**Aim of the task**
Please transcribe the records precisely; pictures stay out of your copy.

Data entries:
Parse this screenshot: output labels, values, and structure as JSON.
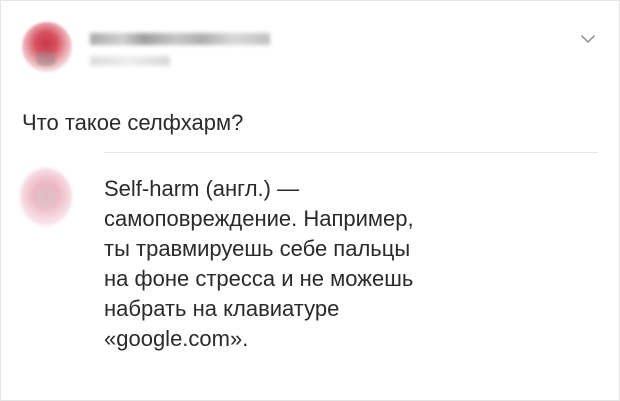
{
  "post": {
    "question": "Что такое селфхарм?"
  },
  "reply": {
    "lines": [
      "Self-harm (англ.) —",
      "самоповреждение. Например,",
      "ты травмируешь себе пальцы",
      "на фоне стресса и не можешь",
      "набрать на клавиатуре",
      "«google.com»."
    ]
  },
  "icons": {
    "menu": "chevron-down-icon"
  },
  "colors": {
    "text": "#2a2a2a",
    "divider": "#e6e6e6",
    "chevron": "#9a9a9a"
  }
}
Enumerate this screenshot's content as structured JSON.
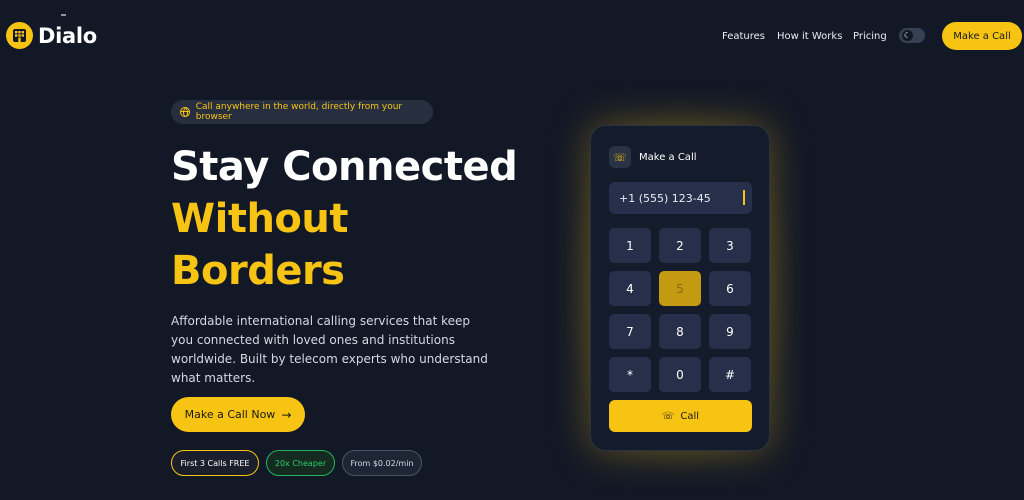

**Reply to the task**
Parse this screenshot: output labels, values, and structure as JSON.
{
  "post": {
    "question": "Что такое селфхарм?"
  },
  "reply": {
    "lines": [
      "Self-harm (англ.) —",
      "самоповреждение. Например,",
      "ты травмируешь себе пальцы",
      "на фоне стресса и не можешь",
      "набрать на клавиатуре",
      "«google.com»."
    ]
  },
  "icons": {
    "menu": "chevron-down-icon"
  },
  "colors": {
    "text": "#2a2a2a",
    "divider": "#e6e6e6",
    "chevron": "#9a9a9a"
  }
}
Enumerate this screenshot's content as structured JSON.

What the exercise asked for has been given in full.